Stated goal: Reproduce each of the lines word for word.

Exercise inputs:
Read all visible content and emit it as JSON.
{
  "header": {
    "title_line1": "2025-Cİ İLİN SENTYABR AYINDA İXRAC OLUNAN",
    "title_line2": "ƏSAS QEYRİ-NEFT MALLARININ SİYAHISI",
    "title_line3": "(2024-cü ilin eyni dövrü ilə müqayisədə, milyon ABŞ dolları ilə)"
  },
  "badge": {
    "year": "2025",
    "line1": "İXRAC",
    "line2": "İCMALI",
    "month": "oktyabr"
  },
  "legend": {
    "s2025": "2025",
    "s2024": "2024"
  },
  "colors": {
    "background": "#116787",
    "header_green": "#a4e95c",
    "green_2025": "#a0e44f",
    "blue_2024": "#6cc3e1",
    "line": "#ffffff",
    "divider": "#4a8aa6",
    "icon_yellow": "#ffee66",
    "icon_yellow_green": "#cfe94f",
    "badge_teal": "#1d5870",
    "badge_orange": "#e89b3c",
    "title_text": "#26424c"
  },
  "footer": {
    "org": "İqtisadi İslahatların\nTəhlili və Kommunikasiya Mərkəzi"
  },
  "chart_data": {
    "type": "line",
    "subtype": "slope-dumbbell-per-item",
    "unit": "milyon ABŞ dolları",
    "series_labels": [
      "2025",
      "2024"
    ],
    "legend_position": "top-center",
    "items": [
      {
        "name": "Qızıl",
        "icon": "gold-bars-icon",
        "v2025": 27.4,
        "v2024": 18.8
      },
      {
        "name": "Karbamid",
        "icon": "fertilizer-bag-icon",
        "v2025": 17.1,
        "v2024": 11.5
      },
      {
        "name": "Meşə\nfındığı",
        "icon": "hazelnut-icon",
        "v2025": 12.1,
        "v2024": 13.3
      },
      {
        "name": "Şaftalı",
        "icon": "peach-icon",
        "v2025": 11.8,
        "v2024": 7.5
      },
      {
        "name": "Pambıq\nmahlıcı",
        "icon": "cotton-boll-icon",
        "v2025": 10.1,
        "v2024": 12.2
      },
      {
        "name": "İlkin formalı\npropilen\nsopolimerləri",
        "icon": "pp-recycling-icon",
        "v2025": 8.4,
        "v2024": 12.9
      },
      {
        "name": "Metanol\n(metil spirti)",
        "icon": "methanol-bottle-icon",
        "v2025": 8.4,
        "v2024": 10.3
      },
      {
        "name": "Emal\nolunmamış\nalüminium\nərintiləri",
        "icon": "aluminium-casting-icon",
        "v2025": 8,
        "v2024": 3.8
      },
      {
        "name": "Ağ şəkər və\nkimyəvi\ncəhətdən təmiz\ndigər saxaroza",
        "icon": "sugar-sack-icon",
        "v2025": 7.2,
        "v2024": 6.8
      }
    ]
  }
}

Reply to the exercise:
Read all visible content and emit it as JSON.
{
  "header": {
    "title_line1": "2025-Cİ İLİN SENTYABR AYINDA İXRAC OLUNAN",
    "title_line2": "ƏSAS QEYRİ-NEFT MALLARININ SİYAHISI",
    "title_line3": "(2024-cü ilin eyni dövrü ilə müqayisədə, milyon ABŞ dolları ilə)"
  },
  "badge": {
    "year": "2025",
    "line1": "İXRAC",
    "line2": "İCMALI",
    "month": "oktyabr"
  },
  "legend": {
    "s2025": "2025",
    "s2024": "2024"
  },
  "colors": {
    "background": "#116787",
    "header_green": "#a4e95c",
    "green_2025": "#a0e44f",
    "blue_2024": "#6cc3e1",
    "line": "#ffffff",
    "divider": "#4a8aa6",
    "icon_yellow": "#ffee66",
    "icon_yellow_green": "#cfe94f",
    "badge_teal": "#1d5870",
    "badge_orange": "#e89b3c",
    "title_text": "#26424c"
  },
  "footer": {
    "org": "İqtisadi İslahatların\nTəhlili və Kommunikasiya Mərkəzi"
  },
  "chart_data": {
    "type": "line",
    "subtype": "slope-dumbbell-per-item",
    "unit": "milyon ABŞ dolları",
    "series_labels": [
      "2025",
      "2024"
    ],
    "legend_position": "top-center",
    "items": [
      {
        "name": "Qızıl",
        "icon": "gold-bars-icon",
        "v2025": 27.4,
        "v2024": 18.8
      },
      {
        "name": "Karbamid",
        "icon": "fertilizer-bag-icon",
        "v2025": 17.1,
        "v2024": 11.5
      },
      {
        "name": "Meşə\nfındığı",
        "icon": "hazelnut-icon",
        "v2025": 12.1,
        "v2024": 13.3
      },
      {
        "name": "Şaftalı",
        "icon": "peach-icon",
        "v2025": 11.8,
        "v2024": 7.5
      },
      {
        "name": "Pambıq\nmahlıcı",
        "icon": "cotton-boll-icon",
        "v2025": 10.1,
        "v2024": 12.2
      },
      {
        "name": "İlkin formalı\npropilen\nsopolimerləri",
        "icon": "pp-recycling-icon",
        "v2025": 8.4,
        "v2024": 12.9
      },
      {
        "name": "Metanol\n(metil spirti)",
        "icon": "methanol-bottle-icon",
        "v2025": 8.4,
        "v2024": 10.3
      },
      {
        "name": "Emal\nolunmamış\nalüminium\nərintiləri",
        "icon": "aluminium-casting-icon",
        "v2025": 8,
        "v2024": 3.8
      },
      {
        "name": "Ağ şəkər və\nkimyəvi\ncəhətdən təmiz\ndigər saxaroza",
        "icon": "sugar-sack-icon",
        "v2025": 7.2,
        "v2024": 6.8
      }
    ]
  }
}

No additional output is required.